Set the listing down again exactly, please, apart from its pictures.

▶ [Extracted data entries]
* * * * * * *

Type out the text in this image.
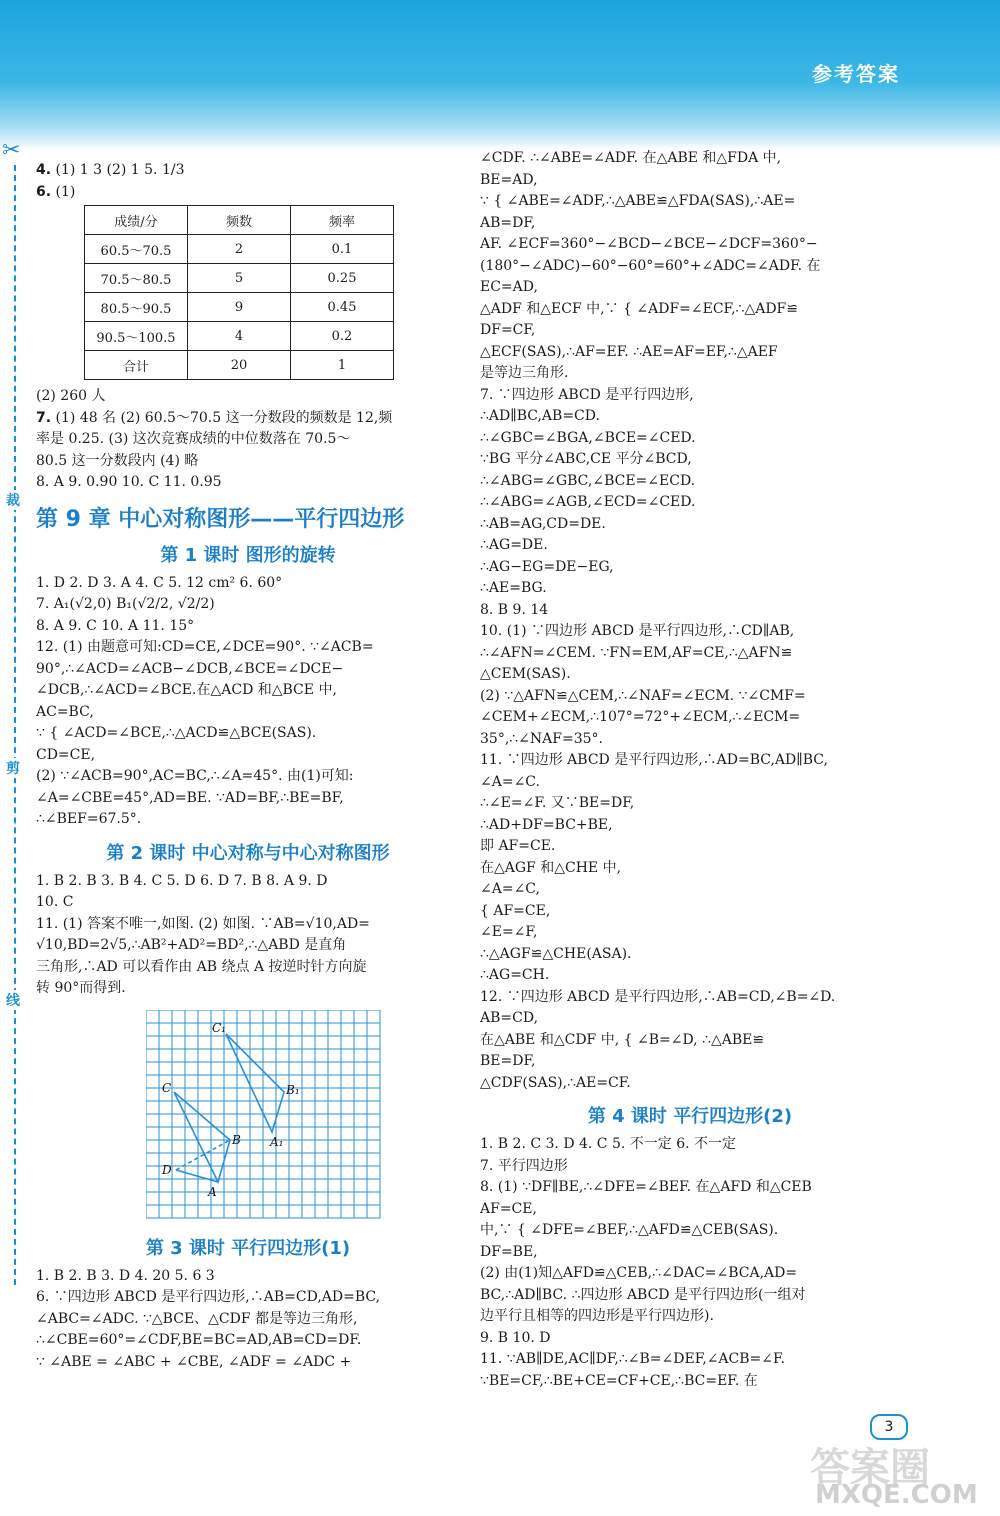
参考答案
✂
裁
剪
线

4. (1) 1 3 (2) 1 5. 1/3

6. (1)

成绩/分	频数	频率
60.5～70.5	2	0.1
70.5～80.5	5	0.25
80.5～90.5	9	0.45
90.5～100.5	4	0.2
合计	20	1

(2) 260 人

7. (1) 48 名 (2) 60.5～70.5 这一分数段的频数是 12,频

率是 0.25. (3) 这次竞赛成绩的中位数落在 70.5～

80.5 这一分数段内 (4) 略

8. A 9. 0.90 10. C 11. 0.95

第 9 章 中心对称图形——平行四边形
第 1 课时 图形的旋转

1. D 2. D 3. A 4. C 5. 12 cm² 6. 60°

7. A₁(√2,0) B₁(√2/2, √2/2)

8. A 9. C 10. A 11. 15°

12. (1) 由题意可知:CD=CE,∠DCE=90°. ∵∠ACB=

90°,∴∠ACD=∠ACB−∠DCB,∠BCE=∠DCE−

∠DCB,∴∠ACD=∠BCE.在△ACD 和△BCE 中,

AC=BC,

∵ { ∠ACD=∠BCE,∴△ACD≌△BCE(SAS).

CD=CE,

(2) ∵∠ACB=90°,AC=BC,∴∠A=45°. 由(1)可知:

∠A=∠CBE=45°,AD=BE. ∵AD=BF,∴BE=BF,

∴∠BEF=67.5°.

第 2 课时 中心对称与中心对称图形

1. B 2. B 3. B 4. C 5. D 6. D 7. B 8. A 9. D

10. C

11. (1) 答案不唯一,如图. (2) 如图. ∵AB=√10,AD=

√10,BD=2√5,∴AB²+AD²=BD²,∴△ABD 是直角

三角形,∴AD 可以看作由 AB 绕点 A 按逆时针方向旋

转 90°而得到.

C₁
C	B₁
A₁
B
D
A
第 3 课时 平行四边形(1)

1. B 2. B 3. D 4. 20 5. 6 3

6. ∵四边形 ABCD 是平行四边形,∴AB=CD,AD=BC,

∠ABC=∠ADC. ∵△BCE、△CDF 都是等边三角形,

∴∠CBE=60°=∠CDF,BE=BC=AD,AB=CD=DF.

∵ ∠ABE = ∠ABC + ∠CBE, ∠ADF = ∠ADC +

∠CDF. ∴∠ABE=∠ADF. 在△ABE 和△FDA 中,

BE=AD,

∵ { ∠ABE=∠ADF,∴△ABE≌△FDA(SAS),∴AE=

AB=DF,

AF. ∠ECF=360°−∠BCD−∠BCE−∠DCF=360°−

(180°−∠ADC)−60°−60°=60°+∠ADC=∠ADF. 在

EC=AD,

△ADF 和△ECF 中,∵ { ∠ADF=∠ECF,∴△ADF≌

DF=CF,

△ECF(SAS),∴AF=EF. ∴AE=AF=EF,∴△AEF

是等边三角形.

7. ∵四边形 ABCD 是平行四边形,

∴AD∥BC,AB=CD.

∴∠GBC=∠BGA,∠BCE=∠CED.

∵BG 平分∠ABC,CE 平分∠BCD,

∴∠ABG=∠GBC,∠BCE=∠ECD.

∴∠ABG=∠AGB,∠ECD=∠CED.

∴AB=AG,CD=DE.

∴AG=DE.

∴AG−EG=DE−EG,

∴AE=BG.

8. B 9. 14

10. (1) ∵四边形 ABCD 是平行四边形,∴CD∥AB,

∴∠AFN=∠CEM. ∵FN=EM,AF=CE,∴△AFN≌

△CEM(SAS).

(2) ∵△AFN≌△CEM,∴∠NAF=∠ECM. ∵∠CMF=

∠CEM+∠ECM,∴107°=72°+∠ECM,∴∠ECM=

35°,∴∠NAF=35°.

11. ∵四边形 ABCD 是平行四边形,∴AD=BC,AD∥BC,

∠A=∠C.

∴∠E=∠F. 又∵BE=DF,

∴AD+DF=BC+BE,

即 AF=CE.

在△AGF 和△CHE 中,

∠A=∠C,

{ AF=CE,

∠E=∠F,

∴△AGF≌△CHE(ASA).

∴AG=CH.

12. ∵四边形 ABCD 是平行四边形,∴AB=CD,∠B=∠D.

AB=CD,

在△ABE 和△CDF 中, { ∠B=∠D, ∴△ABE≌

BE=DF,

△CDF(SAS),∴AE=CF.

第 4 课时 平行四边形(2)

1. B 2. C 3. D 4. C 5. 不一定 6. 不一定

7. 平行四边形

8. (1) ∵DF∥BE,∴∠DFE=∠BEF. 在△AFD 和△CEB

AF=CE,

中,∵ { ∠DFE=∠BEF,∴△AFD≌△CEB(SAS).

DF=BE,

(2) 由(1)知△AFD≌△CEB,∴∠DAC=∠BCA,AD=

BC,∴AD∥BC. ∴四边形 ABCD 是平行四边形(一组对

边平行且相等的四边形是平行四边形).

9. B 10. D

11. ∵AB∥DE,AC∥DF,∴∠B=∠DEF,∠ACB=∠F.

∵BE=CF,∴BE+CE=CF+CE,∴BC=EF. 在

3
答案圈
MXQE.COM
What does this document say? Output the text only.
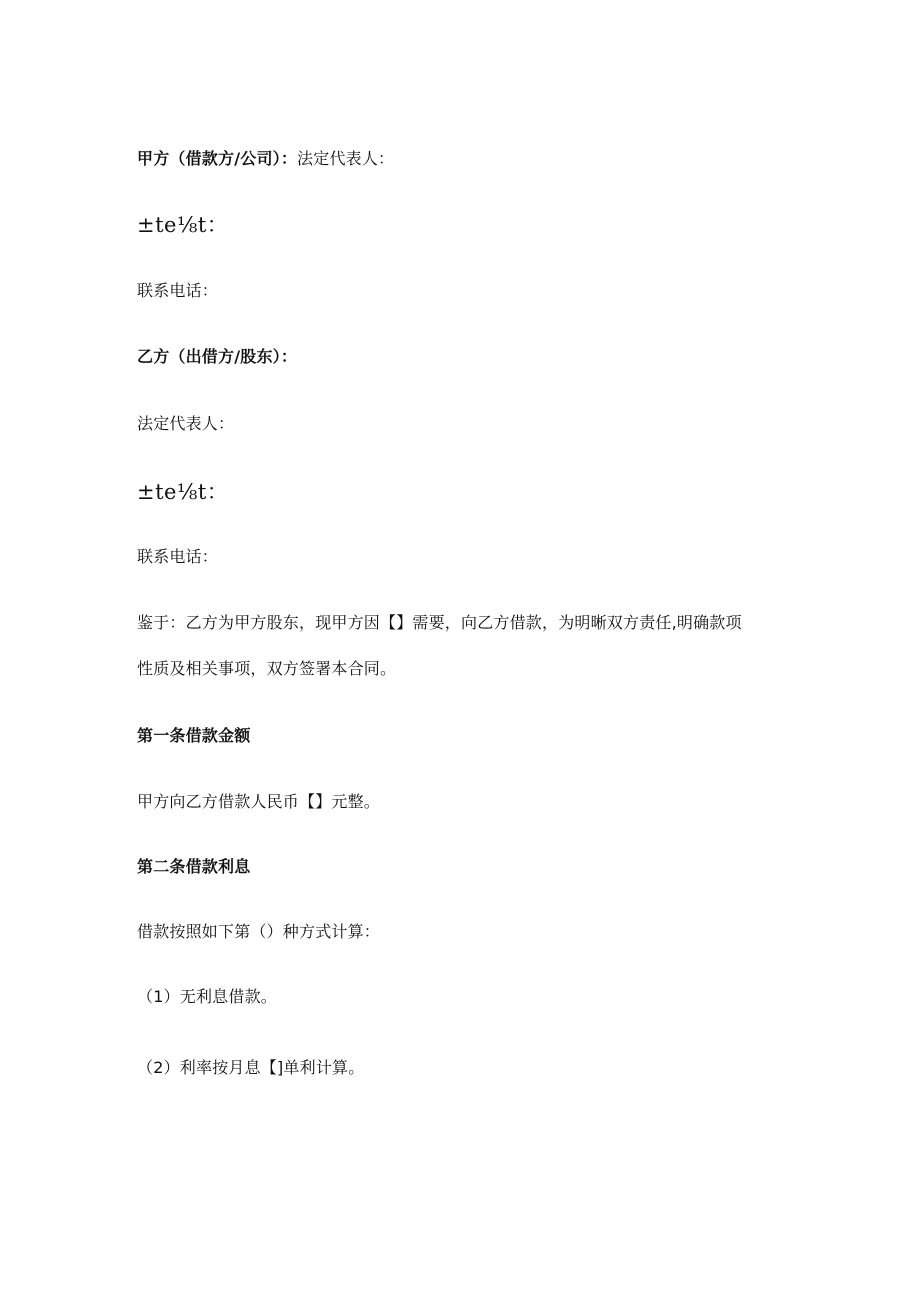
甲方（借款方/公司）：法定代表人：
±te⅛t：
联系电话：
乙方（出借方/股东）：
法定代表人：
±te⅛t：
联系电话：
鉴于：乙方为甲方股东，现甲方因【】需要，向乙方借款，为明晰双方责任,明确款项
性质及相关事项，双方签署本合同。
第一条借款金额
甲方向乙方借款人民币【】元整。
第二条借款利息
借款按照如下第（）种方式计算：
（1）无利息借款。
（2）利率按月息【]单利计算。
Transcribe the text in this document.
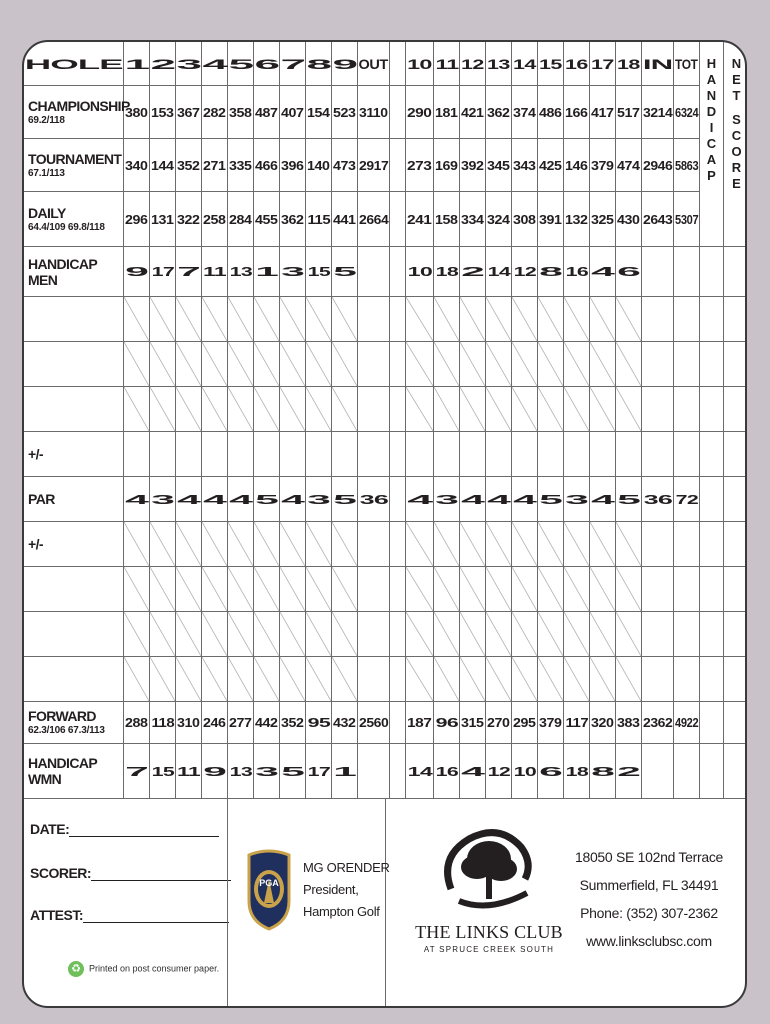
HOLE 1 2 3 4 5 6 7 8 9 OUT 10 11 12 13 14 15 16 17 18 IN TOT
CHAMPIONSHIP
69.2/118
380 153 367 282 358 487 407 154 523 3110 290 181 421 362 374 486 166 417 517 3214 6324
TOURNAMENT
67.1/113
340 144 352 271 335 466 396 140 473 2917 273 169 392 345 343 425 146 379 474 2946 5863
DAILY
64.4/109 69.8/118
296 131 322 258 284 455 362 115 441 2664 241 158 334 324 308 391 132 325 430 2643 5307
HANDICAP MEN	9 17 7 11 13 1 3 15 5	10 18 2 14 12 8 16 4 6
+/-
PAR	4 3 4 4 4 5 4 3 5 36 4 3 4 4 4 5 3 4 5 36 72
+/-
FORWARD
62.3/106 67.3/113
288 118 310 246 277 442 352 95 432 2560 187 96 315 270 295 379 117 320 383 2362 4922
HANDICAP WMN	7 15 11 9 13 3 5 17 1	14 16 4 12 10 6 18 8 2
H
A
N
D
I
C
A
P
N
E
T
S
C
O
R
E
DATE:
SCORER:
ATTEST:
♻ Printed on post consumer paper.
PGA
MG ORENDER
President,
Hampton Golf
THE LINKS CLUB
AT SPRUCE CREEK SOUTH
18050 SE 102nd Terrace
Summerfield, FL 34491
Phone: (352) 307-2362
www.linksclubsc.com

* * * * * * *

▶ [Answer for this exercise]
Type out the text in this image.
参考答案
✂
裁
剪
线

4. (1) 1 3 (2) 1 5. 1/3

6. (1)

成绩/分	频数	频率
60.5～70.5	2	0.1
70.5～80.5	5	0.25
80.5～90.5	9	0.45
90.5～100.5	4	0.2
合计	20	1

(2) 260 人

7. (1) 48 名 (2) 60.5～70.5 这一分数段的频数是 12,频

率是 0.25. (3) 这次竞赛成绩的中位数落在 70.5～

80.5 这一分数段内 (4) 略

8. A 9. 0.90 10. C 11. 0.95

第 9 章 中心对称图形——平行四边形
第 1 课时 图形的旋转

1. D 2. D 3. A 4. C 5. 12 cm² 6. 60°

7. A₁(√2,0) B₁(√2/2, √2/2)

8. A 9. C 10. A 11. 15°

12. (1) 由题意可知:CD=CE,∠DCE=90°. ∵∠ACB=

90°,∴∠ACD=∠ACB−∠DCB,∠BCE=∠DCE−

∠DCB,∴∠ACD=∠BCE.在△ACD 和△BCE 中,

AC=BC,

∵ { ∠ACD=∠BCE,∴△ACD≌△BCE(SAS).

CD=CE,

(2) ∵∠ACB=90°,AC=BC,∴∠A=45°. 由(1)可知:

∠A=∠CBE=45°,AD=BE. ∵AD=BF,∴BE=BF,

∴∠BEF=67.5°.

第 2 课时 中心对称与中心对称图形

1. B 2. B 3. B 4. C 5. D 6. D 7. B 8. A 9. D

10. C

11. (1) 答案不唯一,如图. (2) 如图. ∵AB=√10,AD=

√10,BD=2√5,∴AB²+AD²=BD²,∴△ABD 是直角

三角形,∴AD 可以看作由 AB 绕点 A 按逆时针方向旋

转 90°而得到.

C₁
C	B₁
A₁
B
D
A
第 3 课时 平行四边形(1)

1. B 2. B 3. D 4. 20 5. 6 3

6. ∵四边形 ABCD 是平行四边形,∴AB=CD,AD=BC,

∠ABC=∠ADC. ∵△BCE、△CDF 都是等边三角形,

∴∠CBE=60°=∠CDF,BE=BC=AD,AB=CD=DF.

∵ ∠ABE = ∠ABC + ∠CBE, ∠ADF = ∠ADC +

∠CDF. ∴∠ABE=∠ADF. 在△ABE 和△FDA 中,

BE=AD,

∵ { ∠ABE=∠ADF,∴△ABE≌△FDA(SAS),∴AE=

AB=DF,

AF. ∠ECF=360°−∠BCD−∠BCE−∠DCF=360°−

(180°−∠ADC)−60°−60°=60°+∠ADC=∠ADF. 在

EC=AD,

△ADF 和△ECF 中,∵ { ∠ADF=∠ECF,∴△ADF≌

DF=CF,

△ECF(SAS),∴AF=EF. ∴AE=AF=EF,∴△AEF

是等边三角形.

7. ∵四边形 ABCD 是平行四边形,

∴AD∥BC,AB=CD.

∴∠GBC=∠BGA,∠BCE=∠CED.

∵BG 平分∠ABC,CE 平分∠BCD,

∴∠ABG=∠GBC,∠BCE=∠ECD.

∴∠ABG=∠AGB,∠ECD=∠CED.

∴AB=AG,CD=DE.

∴AG=DE.

∴AG−EG=DE−EG,

∴AE=BG.

8. B 9. 14

10. (1) ∵四边形 ABCD 是平行四边形,∴CD∥AB,

∴∠AFN=∠CEM. ∵FN=EM,AF=CE,∴△AFN≌

△CEM(SAS).

(2) ∵△AFN≌△CEM,∴∠NAF=∠ECM. ∵∠CMF=

∠CEM+∠ECM,∴107°=72°+∠ECM,∴∠ECM=

35°,∴∠NAF=35°.

11. ∵四边形 ABCD 是平行四边形,∴AD=BC,AD∥BC,

∠A=∠C.

∴∠E=∠F. 又∵BE=DF,

∴AD+DF=BC+BE,

即 AF=CE.

在△AGF 和△CHE 中,

∠A=∠C,

{ AF=CE,

∠E=∠F,

∴△AGF≌△CHE(ASA).

∴AG=CH.

12. ∵四边形 ABCD 是平行四边形,∴AB=CD,∠B=∠D.

AB=CD,

在△ABE 和△CDF 中, { ∠B=∠D, ∴△ABE≌

BE=DF,

△CDF(SAS),∴AE=CF.

第 4 课时 平行四边形(2)

1. B 2. C 3. D 4. C 5. 不一定 6. 不一定

7. 平行四边形

8. (1) ∵DF∥BE,∴∠DFE=∠BEF. 在△AFD 和△CEB

AF=CE,

中,∵ { ∠DFE=∠BEF,∴△AFD≌△CEB(SAS).

DF=BE,

(2) 由(1)知△AFD≌△CEB,∴∠DAC=∠BCA,AD=

BC,∴AD∥BC. ∴四边形 ABCD 是平行四边形(一组对

边平行且相等的四边形是平行四边形).

9. B 10. D

11. ∵AB∥DE,AC∥DF,∴∠B=∠DEF,∠ACB=∠F.

∵BE=CF,∴BE+CE=CF+CE,∴BC=EF. 在

3
答案圈
MXQE.COM
What does this document say? Output the text only.
甲方（借款方/公司）：法定代表人：
±te⅛t：
联系电话：
乙方（出借方/股东）：
法定代表人：
±te⅛t：
联系电话：
鉴于：乙方为甲方股东，现甲方因【】需要，向乙方借款，为明晰双方责任,明确款项
性质及相关事项，双方签署本合同。
第一条借款金额
甲方向乙方借款人民币【】元整。
第二条借款利息
借款按照如下第（）种方式计算：
（1）无利息借款。
（2）利率按月息【]单利计算。
Transcribe the text in this document.
HOLE 1 2 3 4 5 6 7 8 9 OUT 10 11 12 13 14 15 16 17 18 IN TOT
CHAMPIONSHIP
69.2/118
380 153 367 282 358 487 407 154 523 3110 290 181 421 362 374 486 166 417 517 3214 6324
TOURNAMENT
67.1/113
340 144 352 271 335 466 396 140 473 2917 273 169 392 345 343 425 146 379 474 2946 5863
DAILY
64.4/109 69.8/118
296 131 322 258 284 455 362 115 441 2664 241 158 334 324 308 391 132 325 430 2643 5307
HANDICAP MEN	9 17 7 11 13 1 3 15 5	10 18 2 14 12 8 16 4 6
+/-
PAR	4 3 4 4 4 5 4 3 5 36 4 3 4 4 4 5 3 4 5 36 72
+/-
FORWARD
62.3/106 67.3/113
288 118 310 246 277 442 352 95 432 2560 187 96 315 270 295 379 117 320 383 2362 4922
HANDICAP WMN	7 15 11 9 13 3 5 17 1	14 16 4 12 10 6 18 8 2
H
A
N
D
I
C
A
P
N
E
T
S
C
O
R
E
DATE:
SCORER:
ATTEST:
♻ Printed on post consumer paper.
PGA
MG ORENDER
President,
Hampton Golf
THE LINKS CLUB
AT SPRUCE CREEK SOUTH
18050 SE 102nd Terrace
Summerfield, FL 34491
Phone: (352) 307-2362
www.linksclubsc.com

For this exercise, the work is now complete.